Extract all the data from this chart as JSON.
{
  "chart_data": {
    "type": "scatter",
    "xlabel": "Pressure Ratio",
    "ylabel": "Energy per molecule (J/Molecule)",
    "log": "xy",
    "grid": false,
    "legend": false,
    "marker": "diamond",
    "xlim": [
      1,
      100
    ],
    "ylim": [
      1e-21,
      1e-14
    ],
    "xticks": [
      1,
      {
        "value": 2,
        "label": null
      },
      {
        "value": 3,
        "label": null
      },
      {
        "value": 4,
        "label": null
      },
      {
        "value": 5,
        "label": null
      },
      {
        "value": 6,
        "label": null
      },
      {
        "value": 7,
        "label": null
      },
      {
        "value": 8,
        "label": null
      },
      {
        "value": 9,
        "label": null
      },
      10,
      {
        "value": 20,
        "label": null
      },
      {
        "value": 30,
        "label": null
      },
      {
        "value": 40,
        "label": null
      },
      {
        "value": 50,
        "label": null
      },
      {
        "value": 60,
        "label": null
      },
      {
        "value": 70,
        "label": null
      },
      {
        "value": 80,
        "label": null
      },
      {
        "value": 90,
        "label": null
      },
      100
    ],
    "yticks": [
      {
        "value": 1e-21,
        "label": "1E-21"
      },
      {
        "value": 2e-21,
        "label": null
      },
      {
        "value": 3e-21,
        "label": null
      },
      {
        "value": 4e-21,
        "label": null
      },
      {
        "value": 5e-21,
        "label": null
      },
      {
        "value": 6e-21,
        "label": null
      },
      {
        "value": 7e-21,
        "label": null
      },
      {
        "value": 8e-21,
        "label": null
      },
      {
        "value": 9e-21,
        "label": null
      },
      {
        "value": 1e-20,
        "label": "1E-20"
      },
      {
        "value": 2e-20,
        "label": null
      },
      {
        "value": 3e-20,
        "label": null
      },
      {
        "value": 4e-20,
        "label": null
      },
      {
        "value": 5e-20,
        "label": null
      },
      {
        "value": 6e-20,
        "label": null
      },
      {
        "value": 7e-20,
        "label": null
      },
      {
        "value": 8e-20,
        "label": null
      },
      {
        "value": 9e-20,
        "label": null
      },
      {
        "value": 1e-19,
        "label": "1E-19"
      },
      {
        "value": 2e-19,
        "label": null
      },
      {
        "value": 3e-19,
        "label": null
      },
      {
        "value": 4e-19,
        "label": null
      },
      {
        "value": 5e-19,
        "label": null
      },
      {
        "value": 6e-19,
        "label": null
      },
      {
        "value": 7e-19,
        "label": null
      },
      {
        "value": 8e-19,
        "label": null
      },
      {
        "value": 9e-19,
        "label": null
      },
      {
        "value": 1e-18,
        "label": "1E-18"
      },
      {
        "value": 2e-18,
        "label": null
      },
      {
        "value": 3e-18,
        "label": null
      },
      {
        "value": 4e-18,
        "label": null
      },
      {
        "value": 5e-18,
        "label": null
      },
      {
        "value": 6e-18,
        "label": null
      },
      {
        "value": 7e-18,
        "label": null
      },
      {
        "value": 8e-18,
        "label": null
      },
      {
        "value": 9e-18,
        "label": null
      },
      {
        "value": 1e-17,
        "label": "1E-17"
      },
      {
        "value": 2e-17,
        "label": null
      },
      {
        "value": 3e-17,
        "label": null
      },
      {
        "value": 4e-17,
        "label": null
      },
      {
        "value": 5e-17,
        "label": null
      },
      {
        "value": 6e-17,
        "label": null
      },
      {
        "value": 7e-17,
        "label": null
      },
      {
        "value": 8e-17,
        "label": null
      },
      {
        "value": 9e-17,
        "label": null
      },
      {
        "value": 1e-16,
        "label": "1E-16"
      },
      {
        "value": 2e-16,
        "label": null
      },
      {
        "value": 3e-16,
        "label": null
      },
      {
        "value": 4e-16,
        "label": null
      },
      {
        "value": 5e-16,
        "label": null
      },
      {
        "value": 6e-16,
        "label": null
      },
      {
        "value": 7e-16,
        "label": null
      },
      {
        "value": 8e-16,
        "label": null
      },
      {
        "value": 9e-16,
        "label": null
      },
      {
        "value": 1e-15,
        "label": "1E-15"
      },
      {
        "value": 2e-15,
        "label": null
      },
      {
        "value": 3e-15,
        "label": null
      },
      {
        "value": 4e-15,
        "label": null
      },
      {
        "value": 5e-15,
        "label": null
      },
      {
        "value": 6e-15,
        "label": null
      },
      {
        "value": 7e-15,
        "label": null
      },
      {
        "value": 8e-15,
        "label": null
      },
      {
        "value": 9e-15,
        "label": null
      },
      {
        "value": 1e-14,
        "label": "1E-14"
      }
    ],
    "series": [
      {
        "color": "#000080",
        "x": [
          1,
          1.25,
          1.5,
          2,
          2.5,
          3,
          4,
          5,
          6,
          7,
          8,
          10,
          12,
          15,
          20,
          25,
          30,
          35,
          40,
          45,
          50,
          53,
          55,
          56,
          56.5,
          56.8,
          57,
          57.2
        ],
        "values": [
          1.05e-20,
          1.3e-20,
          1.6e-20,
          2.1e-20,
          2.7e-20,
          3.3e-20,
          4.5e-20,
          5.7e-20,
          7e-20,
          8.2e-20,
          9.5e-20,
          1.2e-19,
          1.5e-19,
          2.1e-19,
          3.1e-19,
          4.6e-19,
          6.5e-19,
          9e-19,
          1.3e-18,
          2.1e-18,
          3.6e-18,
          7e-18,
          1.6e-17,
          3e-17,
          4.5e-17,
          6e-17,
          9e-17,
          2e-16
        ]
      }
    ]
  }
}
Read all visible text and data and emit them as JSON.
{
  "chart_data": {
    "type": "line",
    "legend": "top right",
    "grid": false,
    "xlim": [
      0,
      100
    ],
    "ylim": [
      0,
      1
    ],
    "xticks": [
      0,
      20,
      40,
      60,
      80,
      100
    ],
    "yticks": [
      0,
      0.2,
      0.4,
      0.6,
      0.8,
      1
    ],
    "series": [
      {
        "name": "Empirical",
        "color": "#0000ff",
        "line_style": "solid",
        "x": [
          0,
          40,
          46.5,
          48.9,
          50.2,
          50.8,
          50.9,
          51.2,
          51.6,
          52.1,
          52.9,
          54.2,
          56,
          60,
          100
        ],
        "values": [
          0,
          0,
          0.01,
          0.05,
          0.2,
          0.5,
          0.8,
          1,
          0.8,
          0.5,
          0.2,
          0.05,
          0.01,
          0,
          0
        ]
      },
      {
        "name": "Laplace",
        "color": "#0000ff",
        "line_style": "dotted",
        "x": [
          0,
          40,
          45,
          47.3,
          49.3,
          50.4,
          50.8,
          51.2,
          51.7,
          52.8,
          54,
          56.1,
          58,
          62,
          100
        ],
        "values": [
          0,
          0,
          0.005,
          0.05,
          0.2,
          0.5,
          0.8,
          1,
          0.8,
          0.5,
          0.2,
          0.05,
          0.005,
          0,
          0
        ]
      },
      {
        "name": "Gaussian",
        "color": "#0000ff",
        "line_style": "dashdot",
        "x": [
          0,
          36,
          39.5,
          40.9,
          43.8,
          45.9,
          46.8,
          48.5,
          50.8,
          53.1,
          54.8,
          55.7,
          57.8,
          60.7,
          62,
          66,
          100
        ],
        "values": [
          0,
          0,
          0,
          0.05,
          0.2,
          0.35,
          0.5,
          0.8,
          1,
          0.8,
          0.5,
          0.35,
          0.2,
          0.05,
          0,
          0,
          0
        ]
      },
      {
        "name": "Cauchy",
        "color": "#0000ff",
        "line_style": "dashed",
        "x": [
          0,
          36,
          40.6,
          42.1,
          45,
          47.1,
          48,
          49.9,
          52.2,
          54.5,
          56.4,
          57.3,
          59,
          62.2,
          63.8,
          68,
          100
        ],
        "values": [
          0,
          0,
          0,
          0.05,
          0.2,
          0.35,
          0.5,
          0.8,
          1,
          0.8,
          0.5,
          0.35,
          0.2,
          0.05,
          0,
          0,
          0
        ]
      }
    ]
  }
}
::::::::
Exercise:
Isolate the lines above that contain the word "JSON" and copy them.

The answer:
Extract all the data from this chart as JSON.
Read all visible text and data and emit them as JSON.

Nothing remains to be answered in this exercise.